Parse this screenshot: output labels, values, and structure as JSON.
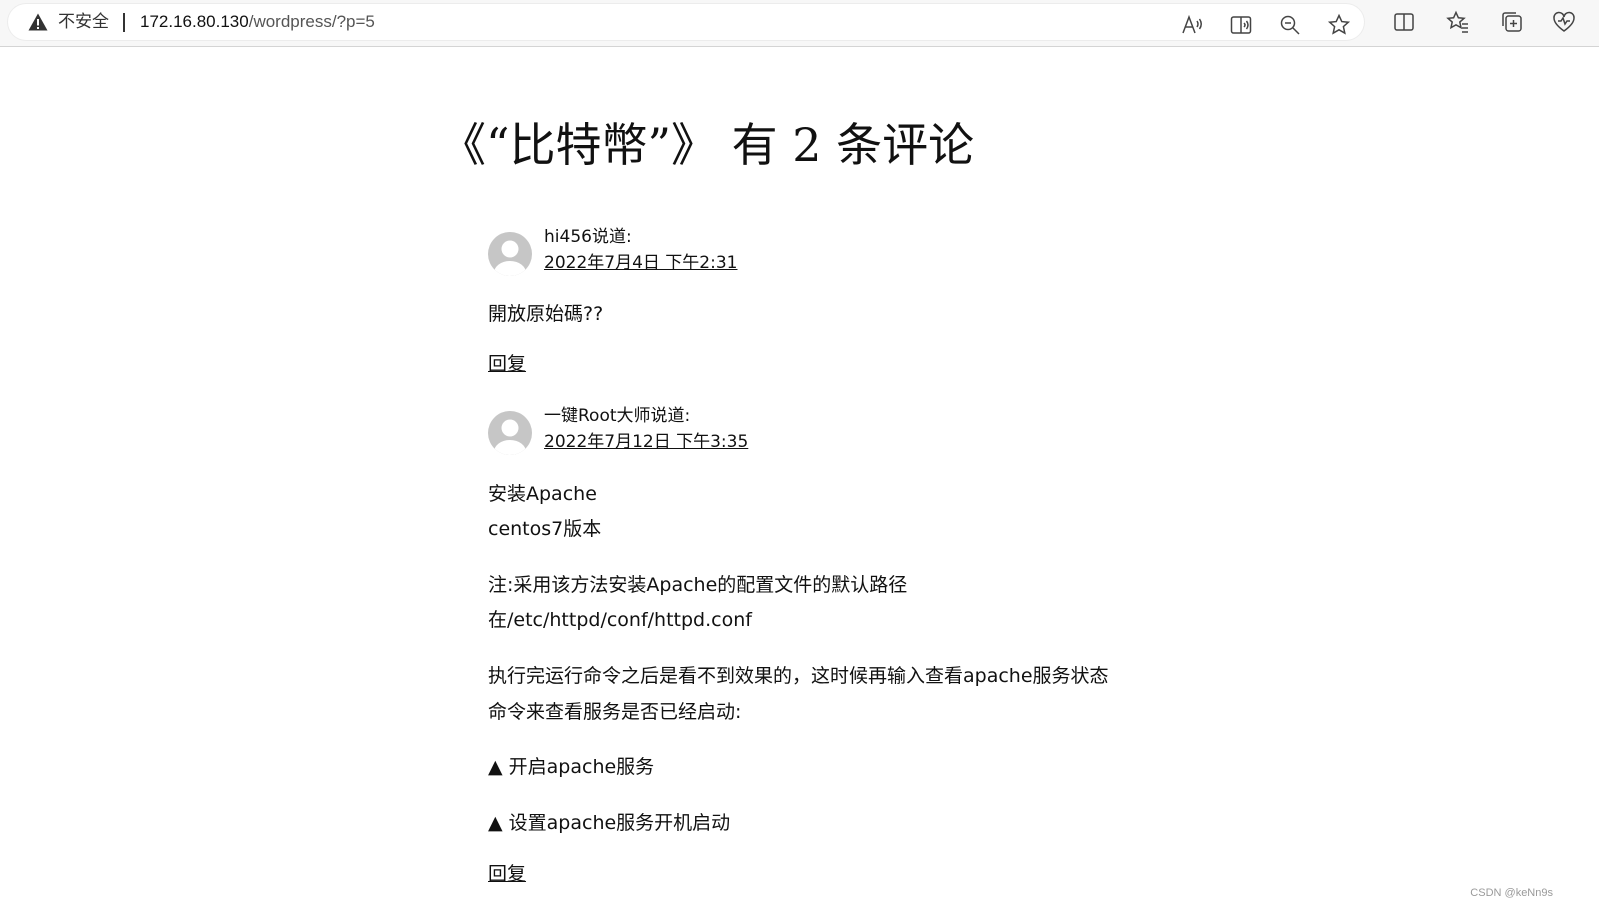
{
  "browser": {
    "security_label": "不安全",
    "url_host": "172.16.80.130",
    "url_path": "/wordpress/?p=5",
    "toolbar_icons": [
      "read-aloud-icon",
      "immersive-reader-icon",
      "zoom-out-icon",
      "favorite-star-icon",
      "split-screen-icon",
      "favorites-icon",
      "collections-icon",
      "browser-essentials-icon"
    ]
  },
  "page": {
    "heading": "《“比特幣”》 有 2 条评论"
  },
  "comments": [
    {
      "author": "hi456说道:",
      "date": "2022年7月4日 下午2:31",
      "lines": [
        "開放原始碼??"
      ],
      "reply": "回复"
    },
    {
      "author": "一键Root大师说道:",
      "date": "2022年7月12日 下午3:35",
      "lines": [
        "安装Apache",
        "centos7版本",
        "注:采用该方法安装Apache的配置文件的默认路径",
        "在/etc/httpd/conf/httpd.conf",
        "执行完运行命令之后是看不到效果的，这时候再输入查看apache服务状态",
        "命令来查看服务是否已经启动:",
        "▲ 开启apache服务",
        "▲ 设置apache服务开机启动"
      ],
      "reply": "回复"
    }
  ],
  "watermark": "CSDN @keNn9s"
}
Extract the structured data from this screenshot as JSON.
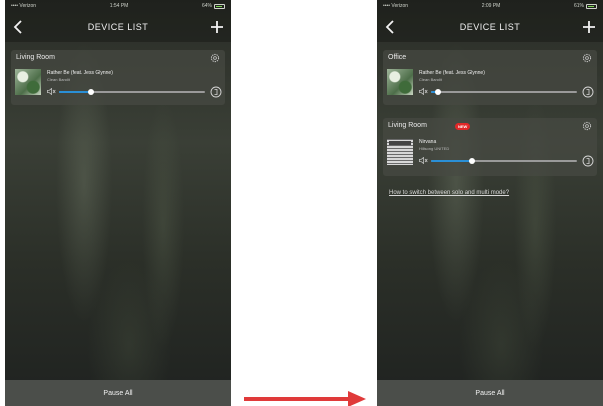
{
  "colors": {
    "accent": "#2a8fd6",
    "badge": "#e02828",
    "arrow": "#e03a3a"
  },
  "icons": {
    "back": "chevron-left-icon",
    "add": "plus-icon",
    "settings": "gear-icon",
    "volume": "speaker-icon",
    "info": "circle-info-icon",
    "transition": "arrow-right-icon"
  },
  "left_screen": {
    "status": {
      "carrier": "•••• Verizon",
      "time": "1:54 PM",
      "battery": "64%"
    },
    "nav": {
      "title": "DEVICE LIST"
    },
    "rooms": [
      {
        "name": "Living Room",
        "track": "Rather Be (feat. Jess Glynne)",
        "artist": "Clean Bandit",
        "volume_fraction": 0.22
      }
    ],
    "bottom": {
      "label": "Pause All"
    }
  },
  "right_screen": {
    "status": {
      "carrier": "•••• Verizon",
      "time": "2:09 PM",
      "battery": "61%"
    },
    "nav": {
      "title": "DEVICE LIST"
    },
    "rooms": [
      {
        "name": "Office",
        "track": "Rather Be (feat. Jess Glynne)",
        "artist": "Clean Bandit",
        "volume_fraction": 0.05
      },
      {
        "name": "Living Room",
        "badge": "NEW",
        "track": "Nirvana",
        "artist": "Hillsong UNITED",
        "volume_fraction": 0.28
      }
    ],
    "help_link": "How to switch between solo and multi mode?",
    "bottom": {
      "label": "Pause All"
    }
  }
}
========================================
Reproduce every line precisely as given, omitting all pictures.

RESULT:
Parse this screenshot: output labels, values, and structure as JSON.
{
  "browser": {
    "security_label": "不安全",
    "url_host": "172.16.80.130",
    "url_path": "/wordpress/?p=5",
    "toolbar_icons": [
      "read-aloud-icon",
      "immersive-reader-icon",
      "zoom-out-icon",
      "favorite-star-icon",
      "split-screen-icon",
      "favorites-icon",
      "collections-icon",
      "browser-essentials-icon"
    ]
  },
  "page": {
    "heading": "《“比特幣”》 有 2 条评论"
  },
  "comments": [
    {
      "author": "hi456说道:",
      "date": "2022年7月4日 下午2:31",
      "lines": [
        "開放原始碼??"
      ],
      "reply": "回复"
    },
    {
      "author": "一键Root大师说道:",
      "date": "2022年7月12日 下午3:35",
      "lines": [
        "安装Apache",
        "centos7版本",
        "注:采用该方法安装Apache的配置文件的默认路径",
        "在/etc/httpd/conf/httpd.conf",
        "执行完运行命令之后是看不到效果的，这时候再输入查看apache服务状态",
        "命令来查看服务是否已经启动:",
        "▲ 开启apache服务",
        "▲ 设置apache服务开机启动"
      ],
      "reply": "回复"
    }
  ],
  "watermark": "CSDN @keNn9s"
}
Extract the structured data from this screenshot as JSON.
{
  "colors": {
    "accent": "#2a8fd6",
    "badge": "#e02828",
    "arrow": "#e03a3a"
  },
  "icons": {
    "back": "chevron-left-icon",
    "add": "plus-icon",
    "settings": "gear-icon",
    "volume": "speaker-icon",
    "info": "circle-info-icon",
    "transition": "arrow-right-icon"
  },
  "left_screen": {
    "status": {
      "carrier": "•••• Verizon",
      "time": "1:54 PM",
      "battery": "64%"
    },
    "nav": {
      "title": "DEVICE LIST"
    },
    "rooms": [
      {
        "name": "Living Room",
        "track": "Rather Be (feat. Jess Glynne)",
        "artist": "Clean Bandit",
        "volume_fraction": 0.22
      }
    ],
    "bottom": {
      "label": "Pause All"
    }
  },
  "right_screen": {
    "status": {
      "carrier": "•••• Verizon",
      "time": "2:09 PM",
      "battery": "61%"
    },
    "nav": {
      "title": "DEVICE LIST"
    },
    "rooms": [
      {
        "name": "Office",
        "track": "Rather Be (feat. Jess Glynne)",
        "artist": "Clean Bandit",
        "volume_fraction": 0.05
      },
      {
        "name": "Living Room",
        "badge": "NEW",
        "track": "Nirvana",
        "artist": "Hillsong UNITED",
        "volume_fraction": 0.28
      }
    ],
    "help_link": "How to switch between solo and multi mode?",
    "bottom": {
      "label": "Pause All"
    }
  }
}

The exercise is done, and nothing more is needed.